Microcystin-LR induced microfilament rearrangement and cell invasion by activating ERK/VASP/ezrin pathway in DU145 cells

Microcystin-LR (MC-LR) is an environmental toxin that is synthesized by cyanobacteria and considered a potential human carcinogen. However, the role of MC-LR in prostate cancer progression has not been elucidated. The purpose of this study was to investigate the effect of MC-LR on prostate cancer cell invasion and its underlying mechanisms. Transwell assay was performed, and the result showed that MC-LR increased DU145 cell invasion in a concentration-dependent manner. The result of Western blot showed that MC-LR promoted ERK phosphorylation, while enhancing VASP and ezrin phosphorylation. Moreover, PD0325901 was used to verify the role of the ERK/VASP/ezrin axis in MC-LR-promoted cell invasion. The results revealed that MC-LR promoted microfilament rearrangement and cell invasion by activating the ERK/VASP/ezrin pathway in DU145 cells. Finally, in vivo assay was performed, and the result suggested that MC-LR promoted p-ERK, p-VASP and p-ezrin expression and local invasion in nude mice model. Taken together, our data proved that MC-LR induced microfilament rearrangement and cell invasion by activating the ERK/VASP/ezrin pathway in DU145 cells.

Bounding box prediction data
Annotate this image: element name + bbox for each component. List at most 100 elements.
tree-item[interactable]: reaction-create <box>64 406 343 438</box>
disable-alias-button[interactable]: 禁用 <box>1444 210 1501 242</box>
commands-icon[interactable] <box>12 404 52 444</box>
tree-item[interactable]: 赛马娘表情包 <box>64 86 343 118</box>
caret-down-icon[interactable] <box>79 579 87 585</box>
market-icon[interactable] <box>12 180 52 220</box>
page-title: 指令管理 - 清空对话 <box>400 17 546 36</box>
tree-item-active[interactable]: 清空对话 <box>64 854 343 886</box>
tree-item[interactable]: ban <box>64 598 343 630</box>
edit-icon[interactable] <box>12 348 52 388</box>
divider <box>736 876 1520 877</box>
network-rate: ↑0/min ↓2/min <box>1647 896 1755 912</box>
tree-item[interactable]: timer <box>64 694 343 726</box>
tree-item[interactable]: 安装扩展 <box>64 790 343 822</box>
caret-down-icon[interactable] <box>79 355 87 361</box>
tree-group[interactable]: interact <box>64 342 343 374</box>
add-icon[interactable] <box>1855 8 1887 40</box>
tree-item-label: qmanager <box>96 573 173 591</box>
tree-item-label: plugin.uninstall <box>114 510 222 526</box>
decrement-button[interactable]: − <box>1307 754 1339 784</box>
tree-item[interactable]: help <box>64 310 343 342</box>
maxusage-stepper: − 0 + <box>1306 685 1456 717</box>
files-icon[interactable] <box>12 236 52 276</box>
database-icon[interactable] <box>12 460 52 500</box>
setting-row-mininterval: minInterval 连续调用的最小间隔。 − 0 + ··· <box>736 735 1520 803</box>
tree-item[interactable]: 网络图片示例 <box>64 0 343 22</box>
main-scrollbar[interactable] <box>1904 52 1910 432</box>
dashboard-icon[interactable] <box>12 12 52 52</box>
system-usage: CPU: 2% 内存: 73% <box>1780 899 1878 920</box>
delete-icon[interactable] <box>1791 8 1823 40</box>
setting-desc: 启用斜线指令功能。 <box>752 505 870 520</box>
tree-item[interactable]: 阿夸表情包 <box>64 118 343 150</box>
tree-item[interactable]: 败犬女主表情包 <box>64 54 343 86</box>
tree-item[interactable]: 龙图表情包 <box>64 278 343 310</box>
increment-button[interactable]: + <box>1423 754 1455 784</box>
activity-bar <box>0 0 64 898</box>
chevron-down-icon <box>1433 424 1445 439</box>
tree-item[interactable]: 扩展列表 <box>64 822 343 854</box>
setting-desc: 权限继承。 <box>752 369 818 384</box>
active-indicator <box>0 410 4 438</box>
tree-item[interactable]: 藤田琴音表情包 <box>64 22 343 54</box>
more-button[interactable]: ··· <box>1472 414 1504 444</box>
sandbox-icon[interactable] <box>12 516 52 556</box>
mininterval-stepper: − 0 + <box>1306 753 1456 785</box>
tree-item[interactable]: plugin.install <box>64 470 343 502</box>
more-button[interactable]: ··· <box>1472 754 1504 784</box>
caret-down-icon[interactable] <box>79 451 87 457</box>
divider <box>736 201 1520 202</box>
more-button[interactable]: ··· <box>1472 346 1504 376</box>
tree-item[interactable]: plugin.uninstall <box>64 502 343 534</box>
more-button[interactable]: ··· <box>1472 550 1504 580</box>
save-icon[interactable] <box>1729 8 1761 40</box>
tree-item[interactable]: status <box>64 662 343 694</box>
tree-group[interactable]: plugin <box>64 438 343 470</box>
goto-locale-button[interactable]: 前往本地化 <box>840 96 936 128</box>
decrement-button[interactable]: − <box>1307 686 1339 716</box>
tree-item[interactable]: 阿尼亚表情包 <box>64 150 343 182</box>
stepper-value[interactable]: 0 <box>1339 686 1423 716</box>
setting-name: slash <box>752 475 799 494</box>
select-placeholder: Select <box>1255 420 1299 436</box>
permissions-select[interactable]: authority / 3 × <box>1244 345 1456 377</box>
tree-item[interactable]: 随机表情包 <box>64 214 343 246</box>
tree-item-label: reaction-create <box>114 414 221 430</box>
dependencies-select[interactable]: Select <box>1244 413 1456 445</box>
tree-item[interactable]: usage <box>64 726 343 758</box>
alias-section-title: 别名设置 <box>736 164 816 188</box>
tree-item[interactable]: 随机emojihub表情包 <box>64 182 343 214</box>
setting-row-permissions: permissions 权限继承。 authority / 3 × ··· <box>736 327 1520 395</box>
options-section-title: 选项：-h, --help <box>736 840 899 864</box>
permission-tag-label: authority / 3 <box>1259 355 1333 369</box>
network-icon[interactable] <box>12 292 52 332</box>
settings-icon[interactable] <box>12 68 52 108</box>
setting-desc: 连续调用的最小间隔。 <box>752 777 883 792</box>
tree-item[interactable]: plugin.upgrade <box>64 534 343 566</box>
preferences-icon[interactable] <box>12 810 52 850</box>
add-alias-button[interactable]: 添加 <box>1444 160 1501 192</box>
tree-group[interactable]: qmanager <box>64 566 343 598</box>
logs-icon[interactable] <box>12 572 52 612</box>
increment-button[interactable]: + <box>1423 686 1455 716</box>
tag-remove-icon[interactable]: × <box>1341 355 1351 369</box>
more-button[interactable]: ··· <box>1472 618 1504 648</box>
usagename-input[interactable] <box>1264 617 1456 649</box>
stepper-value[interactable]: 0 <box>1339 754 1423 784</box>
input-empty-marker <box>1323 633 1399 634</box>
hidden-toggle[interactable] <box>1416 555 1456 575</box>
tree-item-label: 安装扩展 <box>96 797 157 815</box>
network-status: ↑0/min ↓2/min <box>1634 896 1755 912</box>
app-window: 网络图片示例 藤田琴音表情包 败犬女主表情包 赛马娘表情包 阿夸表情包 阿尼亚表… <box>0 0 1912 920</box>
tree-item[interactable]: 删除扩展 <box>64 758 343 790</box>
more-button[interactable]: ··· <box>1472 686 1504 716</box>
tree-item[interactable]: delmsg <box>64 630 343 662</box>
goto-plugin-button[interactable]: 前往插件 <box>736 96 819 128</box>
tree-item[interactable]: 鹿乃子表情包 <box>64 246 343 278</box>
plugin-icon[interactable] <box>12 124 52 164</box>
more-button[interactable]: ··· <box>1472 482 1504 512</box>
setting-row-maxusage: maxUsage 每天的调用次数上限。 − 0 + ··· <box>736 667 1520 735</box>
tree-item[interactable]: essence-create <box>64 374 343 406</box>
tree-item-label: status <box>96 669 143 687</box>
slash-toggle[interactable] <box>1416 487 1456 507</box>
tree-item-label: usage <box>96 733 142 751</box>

**EXERCISE**
Answer these questions from the abstract on microcystin-LR and prostate cancer cells:
(a) What organisms synthesize MC-LR?
(b) Which assay showed that MC-LR increased DU145 cell invasion?
(c) What model was used in the in vivo assay?

**YOUR RESPONSE**
(a) Cyanobacteria
(b) The Transwell assay
(c) A nude mice model